* REQUIRED TASK:
Collect all lines containing the word "simples" from the data.

## begin EXERCISE MATERIALS

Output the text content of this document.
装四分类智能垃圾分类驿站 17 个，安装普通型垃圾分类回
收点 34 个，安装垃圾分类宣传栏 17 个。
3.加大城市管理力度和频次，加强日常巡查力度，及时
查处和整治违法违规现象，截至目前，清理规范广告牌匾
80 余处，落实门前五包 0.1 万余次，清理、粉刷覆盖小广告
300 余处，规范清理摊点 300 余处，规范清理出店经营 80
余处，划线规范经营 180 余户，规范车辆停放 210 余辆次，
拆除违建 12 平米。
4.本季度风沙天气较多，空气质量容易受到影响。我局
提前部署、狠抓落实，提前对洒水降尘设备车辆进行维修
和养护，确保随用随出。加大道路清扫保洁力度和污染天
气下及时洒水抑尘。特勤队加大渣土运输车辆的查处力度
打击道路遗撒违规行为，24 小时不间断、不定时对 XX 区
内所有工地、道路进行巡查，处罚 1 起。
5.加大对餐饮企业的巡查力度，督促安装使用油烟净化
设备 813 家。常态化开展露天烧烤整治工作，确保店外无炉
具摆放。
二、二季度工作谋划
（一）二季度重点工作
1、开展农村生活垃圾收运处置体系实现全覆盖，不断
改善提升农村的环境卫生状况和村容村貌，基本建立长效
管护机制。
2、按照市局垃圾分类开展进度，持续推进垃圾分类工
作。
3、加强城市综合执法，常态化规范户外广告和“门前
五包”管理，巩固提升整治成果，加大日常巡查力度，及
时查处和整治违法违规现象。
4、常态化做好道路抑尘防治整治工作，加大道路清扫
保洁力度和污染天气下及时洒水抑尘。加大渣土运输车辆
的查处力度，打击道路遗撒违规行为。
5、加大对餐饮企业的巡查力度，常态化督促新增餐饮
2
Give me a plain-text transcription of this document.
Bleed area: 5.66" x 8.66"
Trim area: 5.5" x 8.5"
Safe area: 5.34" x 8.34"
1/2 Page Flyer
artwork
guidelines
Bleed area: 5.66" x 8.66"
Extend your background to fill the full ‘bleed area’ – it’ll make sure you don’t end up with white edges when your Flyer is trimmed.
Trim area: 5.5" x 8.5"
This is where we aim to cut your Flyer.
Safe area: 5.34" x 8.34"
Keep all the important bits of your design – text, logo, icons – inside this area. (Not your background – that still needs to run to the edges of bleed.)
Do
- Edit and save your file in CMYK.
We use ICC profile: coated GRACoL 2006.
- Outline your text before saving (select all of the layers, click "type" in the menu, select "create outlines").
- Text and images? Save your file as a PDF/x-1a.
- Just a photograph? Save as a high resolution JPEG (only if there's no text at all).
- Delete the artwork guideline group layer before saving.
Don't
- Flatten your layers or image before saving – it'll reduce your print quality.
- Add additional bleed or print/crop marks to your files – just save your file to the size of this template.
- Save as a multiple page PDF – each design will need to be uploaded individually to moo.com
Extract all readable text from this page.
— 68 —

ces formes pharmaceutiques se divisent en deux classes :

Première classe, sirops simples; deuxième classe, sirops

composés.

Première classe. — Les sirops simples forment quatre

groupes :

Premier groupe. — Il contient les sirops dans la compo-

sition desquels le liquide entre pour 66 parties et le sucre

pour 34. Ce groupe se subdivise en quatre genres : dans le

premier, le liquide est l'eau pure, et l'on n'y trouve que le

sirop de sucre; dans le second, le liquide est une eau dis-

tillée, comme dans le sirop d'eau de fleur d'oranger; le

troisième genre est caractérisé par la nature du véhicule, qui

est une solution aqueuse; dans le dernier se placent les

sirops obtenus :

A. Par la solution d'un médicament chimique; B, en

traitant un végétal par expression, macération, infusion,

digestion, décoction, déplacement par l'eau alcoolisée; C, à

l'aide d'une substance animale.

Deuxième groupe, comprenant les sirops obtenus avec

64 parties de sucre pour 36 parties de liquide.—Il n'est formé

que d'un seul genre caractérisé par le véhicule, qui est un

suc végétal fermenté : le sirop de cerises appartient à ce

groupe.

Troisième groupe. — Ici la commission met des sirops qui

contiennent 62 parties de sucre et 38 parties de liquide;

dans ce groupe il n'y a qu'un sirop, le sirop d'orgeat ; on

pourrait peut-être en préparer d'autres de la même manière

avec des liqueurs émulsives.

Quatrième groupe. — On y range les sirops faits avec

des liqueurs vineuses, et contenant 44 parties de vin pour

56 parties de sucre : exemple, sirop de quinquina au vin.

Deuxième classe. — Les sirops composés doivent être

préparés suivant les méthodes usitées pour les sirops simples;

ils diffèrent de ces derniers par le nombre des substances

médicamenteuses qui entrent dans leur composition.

## end EXERCISE MATERIALS

* FULL RESPONSE:
Première classe, sirops simples; deuxième classe, sirops
Première classe. — Les sirops simples forment quatre
préparés suivant les méthodes usitées pour les sirops simples;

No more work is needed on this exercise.